§ **SUPPLIED ENTRIES**
§ §

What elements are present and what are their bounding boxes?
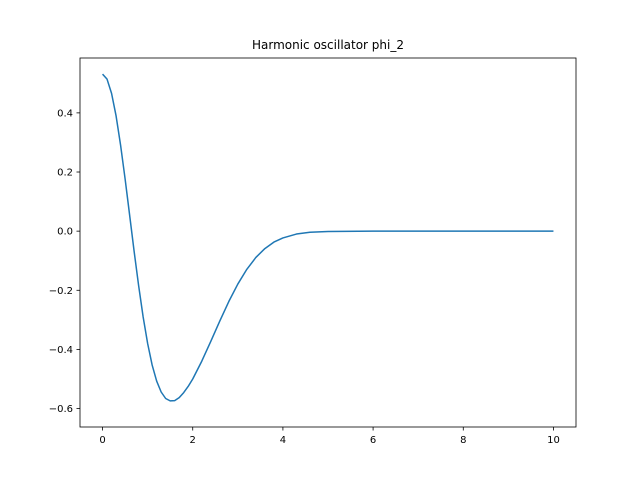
x-tick-label: 2 — [190, 435, 196, 446]
plot-frame — [79, 57, 577, 428]
x-tick-label: 6 — [370, 435, 376, 446]
x-tick-label: 8 — [460, 435, 466, 446]
x-ticks-layer: 0 2 4 6 8 10 — [99, 427, 560, 446]
x-tick-label: 10 — [547, 435, 560, 446]
plot-line-layer — [101, 73, 554, 402]
x-tick-label: 4 — [280, 435, 286, 446]
y-tick-label: 0.2 — [57, 168, 73, 179]
y-tick-label: −0.6 — [49, 404, 73, 415]
y-tick-label: −0.4 — [49, 345, 73, 356]
chart-title: Harmonic oscillator phi_2 — [252, 38, 404, 52]
x-tick-label: 0 — [99, 435, 105, 446]
y-tick-label: 0.4 — [57, 108, 73, 119]
series-line-0 — [101, 73, 554, 402]
y-tick-label: −0.2 — [49, 286, 73, 297]
y-ticks-layer: −0.6 −0.4 −0.2 0.0 0.2 0.4 — [49, 108, 80, 415]
y-tick-label: 0.0 — [57, 227, 73, 238]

§ §

§ **SET TASK**
Give every line of the data above as a Markdown table with the columns "No." and "Line", numbering the rows and skipping blank lines and pictures.

§ **EXERCISE RESULT**
| No. | Line |
|---|---|
| 1 | What elements are present and what are their bounding boxes? |
| 2 | x-tick-label: 2 — [190, 435, 196, 446] |
| 3 | plot-frame — [79, 57, 577, 428] |
| 4 | x-tick-label: 6 — [370, 435, 376, 446] |
| 5 | x-tick-label: 8 — [460, 435, 466, 446] |
| 6 | x-ticks-layer: 0 2 4 6 8 10 — [99, 427, 560, 446] |
| 7 | x-tick-label: 10 — [547, 435, 560, 446] |
| 8 | plot-line-layer — [101, 73, 554, 402] |
| 9 | x-tick-label: 4 — [280, 435, 286, 446] |
| 10 | y-tick-label: 0.2 — [57, 168, 73, 179] |
| 11 | y-tick-label: −0.6 — [49, 404, 73, 415] |
| 12 | y-tick-label: −0.4 — [49, 345, 73, 356] |
| 13 | chart-title: Harmonic oscillator phi_2 — [252, 38, 404, 52] |
| 14 | x-tick-label: 0 — [99, 435, 105, 446] |
| 15 | y-tick-label: 0.4 — [57, 108, 73, 119] |
| 16 | series-line-0 — [101, 73, 554, 402] |
| 17 | y-tick-label: −0.2 — [49, 286, 73, 297] |
| 18 | y-ticks-layer: −0.6 −0.4 −0.2 0.0 0.2 0.4 — [49, 108, 80, 415] |
| 19 | y-tick-label: 0.0 — [57, 227, 73, 238] |